SOURCE:
— start —

During the early part of the Depression, Crawford and her colleagues Strasberg and Clurman broke with the Theatre Guild Company in 1931. They formed their own company, known as the Group Theatre, with twenty-eight actors, among them Franchot Tone and Clifford Odets. The new company’s first play, Paul Green’s The House of Connelly (1931), incorporated as much of method acting as Strasberg could instill in the members during one short summer in Brookfield Center, Connecticut. When the production opened in New York that autumn, the audience was so enthusiastic that they gave the cast twenty-three curtain calls. The actors were also excited about this new method of coping with individual talents and faults while also compelling performers to call on their inner resources to create fresh interpretations. Like many others, Crawford embraced “the Method” with messianic fervor.
As part of the Group Theatre from 1931 to 1937, Crawford directed and produced four plays by Odets as well as the works of Maxwell Anderson, Theodore Dreiser, and Kurt Weill, among others. After a memorable transatlantic crossing aboard the Ile de France and a train trip across Europe, Crawford visited the Moscow Art Theatre in 1935 and was inspired to pursue an independent career. She eventually left the Group Theatre. Her independent theatrical productions met with a notable lack of success, however, and she was forced to take a new approach. She formed a New Jersey-based stock company known as the Maplewood Theatre that was dedicated to producing a play per week. Crawford also formed numerous road companies featuring stars such as Ethel Barrymore, Helen Hayes, Ingrid Bergman, and Paul Robeson. New performers, including Oona O’Neill, found that Crawford’s companies provided them with a welcome proving ground for their budding talents.
In 1942, Crawford achieved Broadway success with a revival of George and Ira Gershwin’s Porgy and Bess. Intrigued with musical theater, Crawford cast Mary Martin in an independent production of One Touch of Venus (1943) and went on to stage Alan Jay Lerner and Frederick Loewe’s Brigadoon (1947) and Paint Your Wagon (1951). Despite her forays into musical theater, Crawford never entirely abandoned her interest in dramatic theater. After helping found the American Repertory Theatre with Eva Le Gallienne and Margaret Webster, Crawford staged classical productions by William Shakespeare, Henrik Ibsen, and George Bernard Shaw under the aegis of the newly formed company in 1946. She was involved in the production of four plays by Tennessee WilliamsThe Rose Tattoo (1951), Sweet Bird of Youth (1959), Camino Real (1953), and Period of Adjustment (1960). During this same period, she worked on an early Leonard Bernstein production as well as works by Bertolt Brecht (Mother Courage and Her Children in 1963), Sean O’Casey, James Thurber, Eugene O’Neill, and Roald Dahl. At the Actors Studio Theatre, Crawford produced James Baldwin’s Blues for Mister Charlie in 1964. During the 1970’s, she staged a theatrical adaptation of Isaac Bashevis Singer’s Yentl in 1975. Her final theatrical production was So Long on Lonely Street, which appeared shortly before her death in 1986 in New York City at the age of eighty-four.

— end —

PARTS OF THE EXERCISE:
1. Repeat the passage on Crawford's theater career word for word, starting with "During the early" and going on through "with messianic fervor.".
2. Answer these questions from the passage on Crawford's theater career:
(a) How many curtain calls did the audience give the cast when The House of Connelly opened in New York?
(b) In what year did Crawford visit the Moscow Art Theatre?
(c) Which James Baldwin play did Crawford produce at the Actors Studio Theatre?

PROVIDED INFORMATION:
— start —

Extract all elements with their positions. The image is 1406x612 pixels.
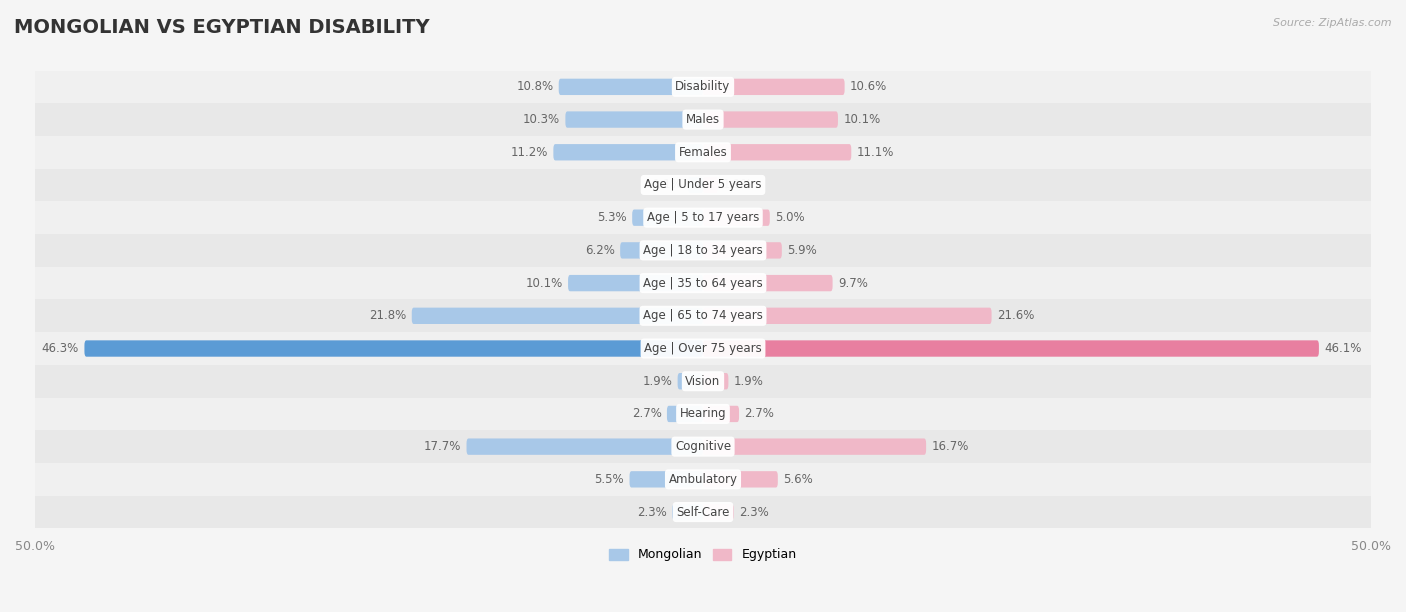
Text: 16.7%: 16.7% [931,440,969,453]
FancyBboxPatch shape [412,308,703,324]
FancyBboxPatch shape [84,340,703,357]
FancyBboxPatch shape [630,471,703,488]
Text: Age | 5 to 17 years: Age | 5 to 17 years [647,211,759,224]
Text: Age | 35 to 64 years: Age | 35 to 64 years [643,277,763,289]
Bar [35,103,1371,136]
Text: 21.6%: 21.6% [997,309,1035,323]
Bar [35,365,1371,398]
FancyBboxPatch shape [703,177,717,193]
FancyBboxPatch shape [467,438,703,455]
Bar [35,70,1371,103]
Bar [35,463,1371,496]
FancyBboxPatch shape [620,242,703,259]
FancyBboxPatch shape [703,471,778,488]
Bar [35,234,1371,267]
FancyBboxPatch shape [633,209,703,226]
FancyBboxPatch shape [703,144,851,160]
Bar [35,398,1371,430]
Bar [35,496,1371,528]
Text: 10.3%: 10.3% [523,113,560,126]
Text: 6.2%: 6.2% [585,244,614,257]
Text: Age | 65 to 74 years: Age | 65 to 74 years [643,309,763,323]
Text: Hearing: Hearing [679,408,727,420]
Text: 1.9%: 1.9% [734,375,763,388]
Bar [35,169,1371,201]
Text: 11.1%: 11.1% [856,146,894,159]
Text: 1.1%: 1.1% [652,179,683,192]
Text: 2.3%: 2.3% [740,506,769,518]
Text: Self-Care: Self-Care [676,506,730,518]
FancyBboxPatch shape [568,275,703,291]
Text: 5.0%: 5.0% [775,211,804,224]
Text: 21.8%: 21.8% [370,309,406,323]
FancyBboxPatch shape [558,79,703,95]
FancyBboxPatch shape [554,144,703,160]
Text: 10.8%: 10.8% [516,80,554,94]
Text: 5.3%: 5.3% [598,211,627,224]
FancyBboxPatch shape [672,504,703,520]
Bar [35,299,1371,332]
Text: MONGOLIAN VS EGYPTIAN DISABILITY: MONGOLIAN VS EGYPTIAN DISABILITY [14,18,430,37]
Text: 17.7%: 17.7% [423,440,461,453]
FancyBboxPatch shape [703,111,838,128]
FancyBboxPatch shape [703,504,734,520]
Text: Age | Over 75 years: Age | Over 75 years [644,342,762,355]
FancyBboxPatch shape [565,111,703,128]
Text: 46.3%: 46.3% [42,342,79,355]
Bar [35,267,1371,299]
FancyBboxPatch shape [703,209,770,226]
FancyBboxPatch shape [689,177,703,193]
FancyBboxPatch shape [666,406,703,422]
Text: Males: Males [686,113,720,126]
Text: 1.1%: 1.1% [723,179,754,192]
Text: Disability: Disability [675,80,731,94]
Text: 2.3%: 2.3% [637,506,666,518]
FancyBboxPatch shape [678,373,703,389]
Text: 1.9%: 1.9% [643,375,672,388]
Legend: Mongolian, Egyptian: Mongolian, Egyptian [605,543,801,566]
Bar [35,430,1371,463]
Text: 10.1%: 10.1% [526,277,562,289]
Text: 2.7%: 2.7% [631,408,662,420]
Text: 46.1%: 46.1% [1324,342,1361,355]
Bar [35,201,1371,234]
FancyBboxPatch shape [703,373,728,389]
Text: Age | 18 to 34 years: Age | 18 to 34 years [643,244,763,257]
Text: 5.6%: 5.6% [783,473,813,486]
Text: 11.2%: 11.2% [510,146,548,159]
Text: 10.1%: 10.1% [844,113,880,126]
FancyBboxPatch shape [703,79,845,95]
Text: Ambulatory: Ambulatory [668,473,738,486]
Text: 5.9%: 5.9% [787,244,817,257]
FancyBboxPatch shape [703,406,740,422]
Text: Age | Under 5 years: Age | Under 5 years [644,179,762,192]
Text: 5.5%: 5.5% [595,473,624,486]
Bar [35,136,1371,169]
Text: 10.6%: 10.6% [851,80,887,94]
Text: Females: Females [679,146,727,159]
Text: Vision: Vision [685,375,721,388]
FancyBboxPatch shape [703,438,927,455]
FancyBboxPatch shape [703,275,832,291]
Text: Source: ZipAtlas.com: Source: ZipAtlas.com [1274,18,1392,28]
Text: Cognitive: Cognitive [675,440,731,453]
Text: 2.7%: 2.7% [744,408,775,420]
FancyBboxPatch shape [703,242,782,259]
FancyBboxPatch shape [703,340,1319,357]
Text: 9.7%: 9.7% [838,277,868,289]
Bar [35,332,1371,365]
FancyBboxPatch shape [703,308,991,324]
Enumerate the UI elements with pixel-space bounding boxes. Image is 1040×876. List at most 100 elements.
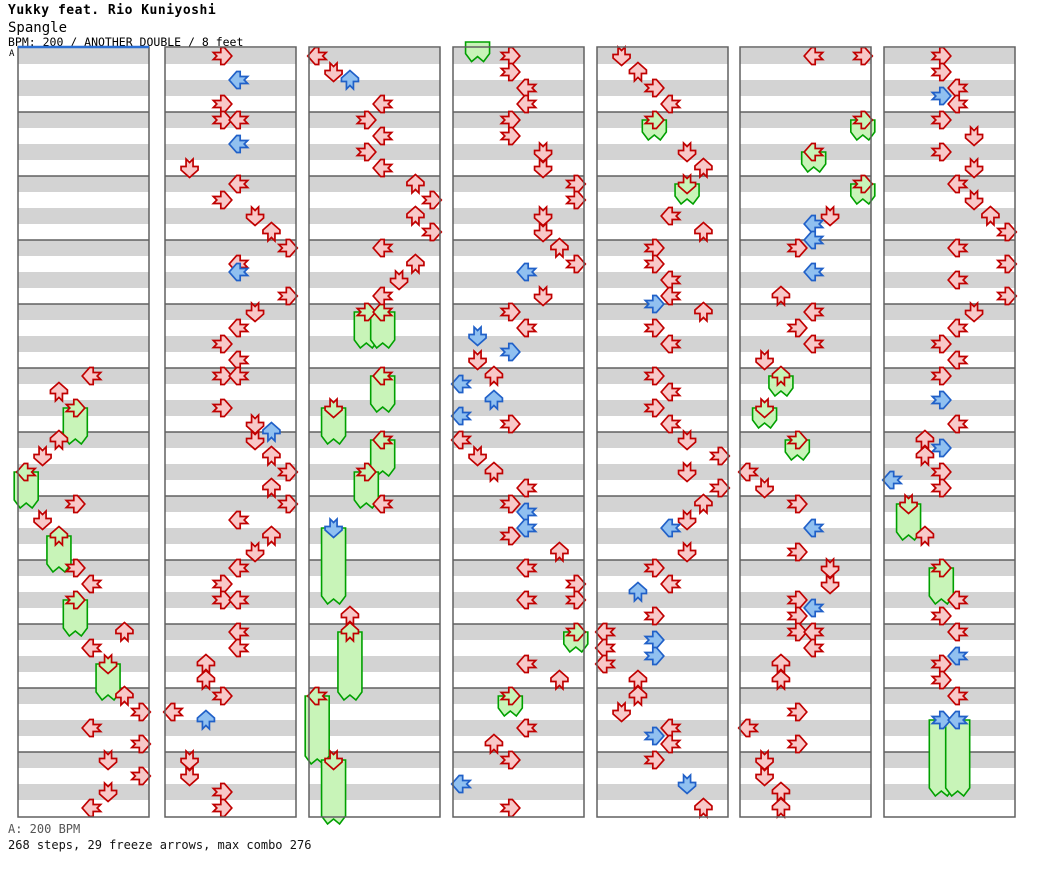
- beat-stripe: [165, 272, 296, 288]
- freeze-arrow-head: [306, 686, 329, 706]
- beat-stripe: [884, 208, 1015, 224]
- note-arrow: [211, 398, 233, 418]
- note-arrow: [786, 542, 808, 562]
- note-arrow: [660, 94, 682, 114]
- note-arrow: [643, 726, 665, 746]
- note-arrow: [643, 78, 665, 98]
- note-arrow: [484, 389, 504, 412]
- note-arrow: [276, 286, 299, 306]
- note-arrow: [81, 638, 103, 658]
- note-arrow: [196, 709, 216, 732]
- note-arrow: [660, 734, 682, 754]
- note-arrow: [211, 46, 233, 66]
- freeze-arrow-body: [895, 503, 922, 542]
- note-arrow: [643, 254, 665, 274]
- freeze-arrow-body: [353, 471, 380, 510]
- note-arrow: [180, 748, 199, 771]
- beat-stripe: [309, 720, 440, 736]
- freeze-arrow-head: [851, 174, 874, 194]
- note-arrow: [372, 238, 394, 258]
- note-arrow: [450, 374, 473, 394]
- column-border: [739, 46, 872, 818]
- note-arrow: [162, 702, 185, 722]
- note-arrow: [533, 204, 553, 227]
- note-arrow: [499, 526, 521, 546]
- note-arrow: [930, 142, 952, 162]
- note-arrow: [499, 342, 521, 362]
- beat-stripe: [18, 752, 149, 768]
- freeze-arrow-head: [899, 492, 918, 515]
- note-arrow: [851, 46, 874, 66]
- note-arrow: [755, 748, 774, 771]
- note-arrow: [947, 174, 969, 194]
- beat-stripe: [453, 208, 584, 224]
- note-arrow: [981, 205, 1000, 228]
- freeze-arrow-head: [324, 516, 343, 539]
- note-arrow: [660, 206, 682, 226]
- beat-stripe: [884, 304, 1015, 320]
- note-arrow: [115, 621, 134, 644]
- freeze-arrow-head: [340, 621, 360, 644]
- note-arrow: [262, 477, 281, 500]
- note-arrow: [468, 444, 487, 467]
- beat-stripe: [18, 80, 149, 96]
- freeze-arrow-body: [13, 471, 39, 510]
- note-arrow: [245, 428, 265, 451]
- freeze-arrow-head: [64, 590, 86, 610]
- note-arrow: [947, 318, 969, 338]
- column-border: [308, 46, 441, 818]
- note-arrow: [628, 685, 648, 708]
- note-arrow: [771, 797, 791, 820]
- chart-column-1: [13, 45, 152, 818]
- note-arrow: [677, 772, 697, 795]
- beat-stripe: [309, 48, 440, 64]
- beat-stripe: [740, 272, 871, 288]
- note-arrow: [643, 646, 665, 666]
- note-arrow: [81, 798, 103, 818]
- beat-stripe: [597, 496, 728, 512]
- freeze-arrow-head: [15, 462, 38, 482]
- note-arrow: [516, 590, 538, 610]
- freeze-arrow-head: [355, 302, 377, 322]
- note-arrow: [930, 478, 952, 498]
- beat-stripe: [165, 528, 296, 544]
- beat-stripe: [309, 272, 440, 288]
- note-arrow: [803, 638, 825, 658]
- note-arrow: [450, 774, 473, 794]
- note-arrow: [533, 156, 553, 179]
- note-arrow: [564, 190, 587, 210]
- beat-stripe: [597, 464, 728, 480]
- freeze-arrow-head: [755, 396, 774, 419]
- note-arrow: [49, 381, 69, 404]
- note-arrow: [516, 94, 538, 114]
- beat-stripe: [453, 144, 584, 160]
- note-arrow: [930, 366, 952, 386]
- note-arrow: [786, 734, 808, 754]
- note-arrow: [708, 478, 731, 498]
- beat-stripe: [18, 48, 149, 64]
- note-arrow: [484, 461, 504, 484]
- beat-stripe: [165, 752, 296, 768]
- note-arrow: [228, 366, 250, 386]
- note-arrow: [803, 598, 825, 618]
- beat-stripe: [453, 336, 584, 352]
- beat-stripe: [740, 688, 871, 704]
- note-arrow: [660, 334, 682, 354]
- freeze-arrow-head: [49, 525, 69, 548]
- beat-stripe: [18, 464, 149, 480]
- beat-stripe: [597, 304, 728, 320]
- note-arrow: [930, 86, 952, 106]
- chart-column-6: [737, 46, 876, 820]
- note-arrow: [245, 412, 265, 435]
- note-arrow: [499, 126, 521, 146]
- beat-stripe: [740, 528, 871, 544]
- note-arrow: [516, 262, 538, 282]
- note-arrow: [930, 110, 952, 130]
- note-arrow: [947, 622, 969, 642]
- note-arrow: [533, 284, 553, 307]
- note-arrow: [694, 797, 713, 820]
- freeze-arrow-head: [324, 748, 343, 771]
- note-arrow: [643, 750, 665, 770]
- freeze-arrow-body: [46, 535, 72, 574]
- note-arrow: [820, 556, 840, 579]
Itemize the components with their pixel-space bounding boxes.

— end —

RESULTS IN ORDER:
1.
During the early part of the Depression, Crawford and her colleagues Strasberg and Clurman broke with the Theatre Guild Company in 1931. They formed their own company, known as the Group Theatre, with twenty-eight actors, among them Franchot Tone and Clifford Odets. The new company’s first play, Paul Green’s The House of Connelly (1931), incorporated as much of method acting as Strasberg could instill in the members during one short summer in Brookfield Center, Connecticut. When the production opened in New York that autumn, the audience was so enthusiastic that they gave the cast twenty-three curtain calls. The actors were also excited about this new method of coping with individual talents and faults while also compelling performers to call on their inner resources to create fresh interpretations. Like many others, Crawford embraced “the Method” with messianic fervor.

2.
(a) Twenty-three
(b) 1935
(c) Blues for Mister Charlie